## Written problem
Return the material exactly as supplied, apart from the pictures, which are omitted.

* BEGIN Information supplied *

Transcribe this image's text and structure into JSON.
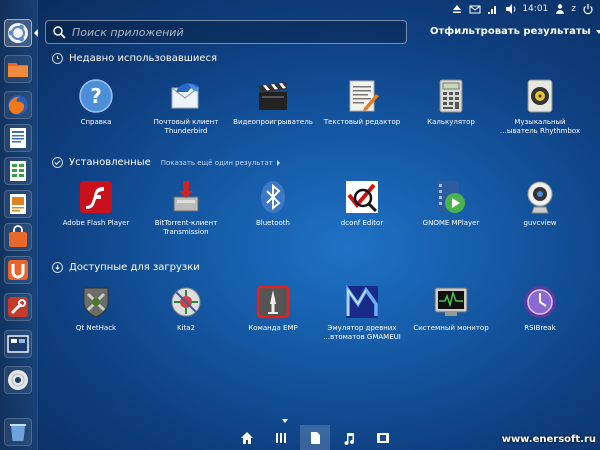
{
  "launcher": {
    "items": [
      {
        "name": "dash-home-button",
        "icon": "ubuntu-logo-icon",
        "active": true
      },
      {
        "name": "files-button",
        "icon": "folder-icon"
      },
      {
        "name": "firefox-button",
        "icon": "firefox-icon"
      },
      {
        "name": "writer-button",
        "icon": "writer-icon"
      },
      {
        "name": "calc-button",
        "icon": "spreadsheet-icon"
      },
      {
        "name": "impress-button",
        "icon": "presentation-icon"
      },
      {
        "name": "software-center-button",
        "icon": "bag-icon"
      },
      {
        "name": "ubuntu-one-button",
        "icon": "ubuntu-one-icon"
      },
      {
        "name": "settings-button",
        "icon": "tools-icon"
      },
      {
        "name": "workspaces-button",
        "icon": "workspace-icon"
      },
      {
        "name": "disc-button",
        "icon": "cd-icon"
      },
      {
        "name": "trash-button",
        "icon": "trash-icon"
      }
    ]
  },
  "topbar": {
    "time": "14:01",
    "user": "z"
  },
  "search": {
    "placeholder": "Поиск приложений"
  },
  "filter": {
    "label": "Отфильтровать результаты"
  },
  "sections": {
    "recent": {
      "title": "Недавно использовавшиеся",
      "apps": [
        {
          "label": "Справка",
          "icon": "help-icon"
        },
        {
          "label": "Почтовый клиент\nThunderbird",
          "icon": "thunderbird-icon"
        },
        {
          "label": "Видеопроигрыватель",
          "icon": "video-player-icon"
        },
        {
          "label": "Текстовый редактор",
          "icon": "text-editor-icon"
        },
        {
          "label": "Калькулятор",
          "icon": "calculator-icon"
        },
        {
          "label": "Музыкальный\n…ыватель Rhythmbox",
          "icon": "rhythmbox-icon"
        }
      ]
    },
    "installed": {
      "title": "Установленные",
      "more": "Показать ещё один результат",
      "apps": [
        {
          "label": "Adobe Flash Player",
          "icon": "flash-icon"
        },
        {
          "label": "BitTorrent-клиент\nTransmission",
          "icon": "transmission-icon"
        },
        {
          "label": "Bluetooth",
          "icon": "bluetooth-icon"
        },
        {
          "label": "dconf Editor",
          "icon": "dconf-icon"
        },
        {
          "label": "GNOME MPlayer",
          "icon": "mplayer-icon"
        },
        {
          "label": "guvcview",
          "icon": "webcam-icon"
        }
      ]
    },
    "available": {
      "title": "Доступные для загрузки",
      "apps": [
        {
          "label": "Qt NetHack",
          "icon": "nethack-icon"
        },
        {
          "label": "Kita2",
          "icon": "kita-icon"
        },
        {
          "label": "Команда EMP",
          "icon": "emp-icon"
        },
        {
          "label": "Эмулятор древних\n…втоматов GMAMEUI",
          "icon": "gmameui-icon"
        },
        {
          "label": "Системный монитор",
          "icon": "system-monitor-icon"
        },
        {
          "label": "RSIBreak",
          "icon": "rsibreak-icon"
        }
      ]
    }
  },
  "lenses": [
    {
      "name": "home-lens",
      "icon": "home-icon"
    },
    {
      "name": "applications-lens",
      "icon": "apps-icon",
      "active": true
    },
    {
      "name": "files-lens",
      "icon": "file-icon"
    },
    {
      "name": "music-lens",
      "icon": "music-icon"
    },
    {
      "name": "video-lens",
      "icon": "film-icon"
    }
  ],
  "watermark": "www.enersoft.ru"
}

* END Information supplied *

## Solution for this task
Transcribe this image's text and structure into JSON.
{
  "launcher": {
    "items": [
      {
        "name": "dash-home-button",
        "icon": "ubuntu-logo-icon",
        "active": true
      },
      {
        "name": "files-button",
        "icon": "folder-icon"
      },
      {
        "name": "firefox-button",
        "icon": "firefox-icon"
      },
      {
        "name": "writer-button",
        "icon": "writer-icon"
      },
      {
        "name": "calc-button",
        "icon": "spreadsheet-icon"
      },
      {
        "name": "impress-button",
        "icon": "presentation-icon"
      },
      {
        "name": "software-center-button",
        "icon": "bag-icon"
      },
      {
        "name": "ubuntu-one-button",
        "icon": "ubuntu-one-icon"
      },
      {
        "name": "settings-button",
        "icon": "tools-icon"
      },
      {
        "name": "workspaces-button",
        "icon": "workspace-icon"
      },
      {
        "name": "disc-button",
        "icon": "cd-icon"
      },
      {
        "name": "trash-button",
        "icon": "trash-icon"
      }
    ]
  },
  "topbar": {
    "time": "14:01",
    "user": "z"
  },
  "search": {
    "placeholder": "Поиск приложений"
  },
  "filter": {
    "label": "Отфильтровать результаты"
  },
  "sections": {
    "recent": {
      "title": "Недавно использовавшиеся",
      "apps": [
        {
          "label": "Справка",
          "icon": "help-icon"
        },
        {
          "label": "Почтовый клиент\nThunderbird",
          "icon": "thunderbird-icon"
        },
        {
          "label": "Видеопроигрыватель",
          "icon": "video-player-icon"
        },
        {
          "label": "Текстовый редактор",
          "icon": "text-editor-icon"
        },
        {
          "label": "Калькулятор",
          "icon": "calculator-icon"
        },
        {
          "label": "Музыкальный\n…ыватель Rhythmbox",
          "icon": "rhythmbox-icon"
        }
      ]
    },
    "installed": {
      "title": "Установленные",
      "more": "Показать ещё один результат",
      "apps": [
        {
          "label": "Adobe Flash Player",
          "icon": "flash-icon"
        },
        {
          "label": "BitTorrent-клиент\nTransmission",
          "icon": "transmission-icon"
        },
        {
          "label": "Bluetooth",
          "icon": "bluetooth-icon"
        },
        {
          "label": "dconf Editor",
          "icon": "dconf-icon"
        },
        {
          "label": "GNOME MPlayer",
          "icon": "mplayer-icon"
        },
        {
          "label": "guvcview",
          "icon": "webcam-icon"
        }
      ]
    },
    "available": {
      "title": "Доступные для загрузки",
      "apps": [
        {
          "label": "Qt NetHack",
          "icon": "nethack-icon"
        },
        {
          "label": "Kita2",
          "icon": "kita-icon"
        },
        {
          "label": "Команда EMP",
          "icon": "emp-icon"
        },
        {
          "label": "Эмулятор древних\n…втоматов GMAMEUI",
          "icon": "gmameui-icon"
        },
        {
          "label": "Системный монитор",
          "icon": "system-monitor-icon"
        },
        {
          "label": "RSIBreak",
          "icon": "rsibreak-icon"
        }
      ]
    }
  },
  "lenses": [
    {
      "name": "home-lens",
      "icon": "home-icon"
    },
    {
      "name": "applications-lens",
      "icon": "apps-icon",
      "active": true
    },
    {
      "name": "files-lens",
      "icon": "file-icon"
    },
    {
      "name": "music-lens",
      "icon": "music-icon"
    },
    {
      "name": "video-lens",
      "icon": "film-icon"
    }
  ],
  "watermark": "www.enersoft.ru"
}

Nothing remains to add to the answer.